__Lesetext__
•••••
Aller guten Dinge sind drei.
Baisch: Ja, drittens: Wer in der Kirche ist, trägt die vielen Felder mit, in denen Kirche in der Gesellschaft tätig ist und zum Gemeinwesen beiträgt – von der Kita über die Seelsorge bis hin zur Diakonie, Bildung, Kirchenmusik und hier in Heilbronn den Gaffenberg. Wer der Kirche den Rücken kehrt, trägt all das nicht mehr mit und nimmt in Kauf, dass es so nicht mehr aufrecht erhalten werden kann. Ohne Kirche würde in unserer Gesellschaft viel verloren gehen. Grund genug, drin zu bleiben – oder sogar aktiv mitzumachen.
Zur Person
Christoph Baisch (61)stammt aus Schwäbisch Hall und ist seit 2018 Dekan des Kirchenbezirks Heilbronn und damit zuständig für rund 60 000 evangelische Christen in 25 Kirchengemeinden zwischen Bad Wimpfen, Schluchtern, Untergruppenbach und Ilsfeld.
•••••
__Vorliegende Daten__

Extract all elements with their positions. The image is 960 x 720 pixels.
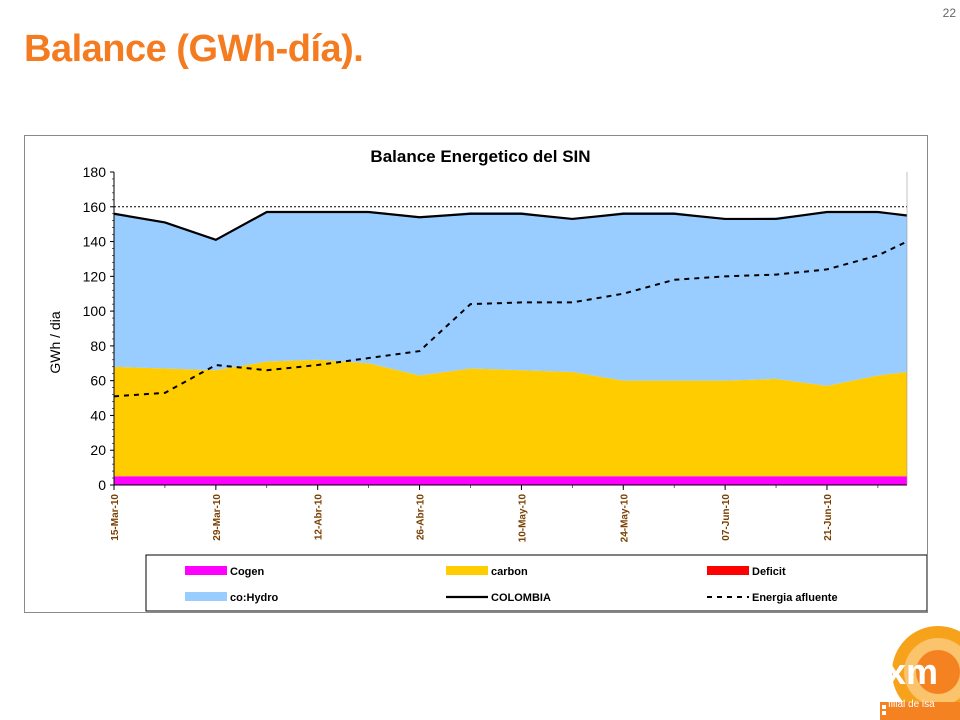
•••••
__Die Aufgabe__
Schreib den Lesetext über die Kirche im Bezirk Heilbronn nach seinem letzten Satz weiter.

__Deine Antwort__
Aktuelle Kirchenaustritte
Missbrauch , Vertuschung, Diskriminierung von nicht Heterosexuellen: Die katholische Kirche ist denkbar schlecht ins neue Jahr gestartet. Nach den Negativschlagzeilen schnellte die Zahl der Kirchenaustritte auf dem Heilbronner Standesamt im Vergleichszeitraum zwischen 15. Januar und 15. Februar gegenüber dem Vorjahr von 35 auf 63 hoch. Sie hat sich also nahezu verdoppelt. Gleichzeitig stieg die Zahl der Austritt auch in der evangelischen Kirche: von 51 auf 61.